__GIVEN TASK__
Pictures aside, quote the whole listing exactly.

__RECORDS TO USE__
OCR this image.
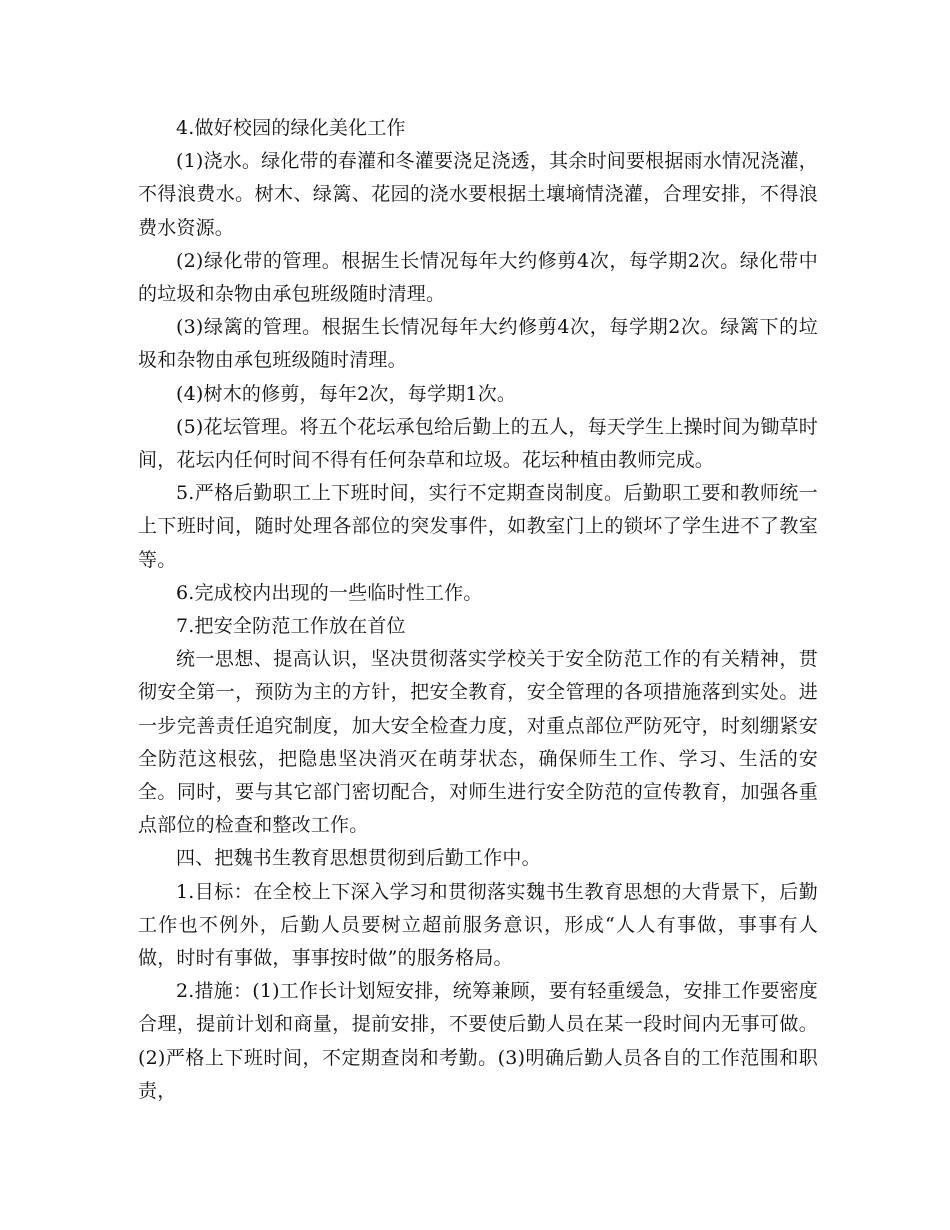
4.做好校园的绿化美化工作

(1)浇水。绿化带的春灌和冬灌要浇足浇透，其余时间要根据雨水情况浇灌，不得浪费水。树木、绿篱、花园的浇水要根据土壤墒情浇灌，合理安排，不得浪费水资源。

(2)绿化带的管理。根据生长情况每年大约修剪4次，每学期2次。绿化带中的垃圾和杂物由承包班级随时清理。

(3)绿篱的管理。根据生长情况每年大约修剪4次，每学期2次。绿篱下的垃圾和杂物由承包班级随时清理。

(4)树木的修剪，每年2次，每学期1次。

(5)花坛管理。将五个花坛承包给后勤上的五人，每天学生上操时间为锄草时间，花坛内任何时间不得有任何杂草和垃圾。花坛种植由教师完成。

5.严格后勤职工上下班时间，实行不定期查岗制度。后勤职工要和教师统一上下班时间，随时处理各部位的突发事件，如教室门上的锁坏了学生进不了教室等。

6.完成校内出现的一些临时性工作。

7.把安全防范工作放在首位

统一思想、提高认识，坚决贯彻落实学校关于安全防范工作的有关精神，贯彻安全第一，预防为主的方针，把安全教育，安全管理的各项措施落到实处。进一步完善责任追究制度，加大安全检查力度，对重点部位严防死守，时刻绷紧安全防范这根弦，把隐患坚决消灭在萌芽状态，确保师生工作、学习、生活的安全。同时，要与其它部门密切配合，对师生进行安全防范的宣传教育，加强各重点部位的检查和整改工作。

四、把魏书生教育思想贯彻到后勤工作中。

1.目标：在全校上下深入学习和贯彻落实魏书生教育思想的大背景下，后勤工作也不例外，后勤人员要树立超前服务意识，形成“人人有事做，事事有人做，时时有事做，事事按时做”的服务格局。

2.措施：(1)工作长计划短安排，统筹兼顾，要有轻重缓急，安排工作要密度合理，提前计划和商量，提前安排，不要使后勤人员在某一段时间内无事可做。(2)严格上下班时间，不定期查岗和考勤。(3)明确后勤人员各自的工作范围和职责，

__FULL SOLUTION__
OCR this image.
4.做好校园的绿化美化工作

(1)浇水。绿化带的春灌和冬灌要浇足浇透，其余时间要根据雨水情况浇灌，不得浪费水。树木、绿篱、花园的浇水要根据土壤墒情浇灌，合理安排，不得浪费水资源。

(2)绿化带的管理。根据生长情况每年大约修剪4次，每学期2次。绿化带中的垃圾和杂物由承包班级随时清理。

(3)绿篱的管理。根据生长情况每年大约修剪4次，每学期2次。绿篱下的垃圾和杂物由承包班级随时清理。

(4)树木的修剪，每年2次，每学期1次。

(5)花坛管理。将五个花坛承包给后勤上的五人，每天学生上操时间为锄草时间，花坛内任何时间不得有任何杂草和垃圾。花坛种植由教师完成。

5.严格后勤职工上下班时间，实行不定期查岗制度。后勤职工要和教师统一上下班时间，随时处理各部位的突发事件，如教室门上的锁坏了学生进不了教室等。

6.完成校内出现的一些临时性工作。

7.把安全防范工作放在首位

统一思想、提高认识，坚决贯彻落实学校关于安全防范工作的有关精神，贯彻安全第一，预防为主的方针，把安全教育，安全管理的各项措施落到实处。进一步完善责任追究制度，加大安全检查力度，对重点部位严防死守，时刻绷紧安全防范这根弦，把隐患坚决消灭在萌芽状态，确保师生工作、学习、生活的安全。同时，要与其它部门密切配合，对师生进行安全防范的宣传教育，加强各重点部位的检查和整改工作。

四、把魏书生教育思想贯彻到后勤工作中。

1.目标：在全校上下深入学习和贯彻落实魏书生教育思想的大背景下，后勤工作也不例外，后勤人员要树立超前服务意识，形成“人人有事做，事事有人做，时时有事做，事事按时做”的服务格局。

2.措施：(1)工作长计划短安排，统筹兼顾，要有轻重缓急，安排工作要密度合理，提前计划和商量，提前安排，不要使后勤人员在某一段时间内无事可做。(2)严格上下班时间，不定期查岗和考勤。(3)明确后勤人员各自的工作范围和职责，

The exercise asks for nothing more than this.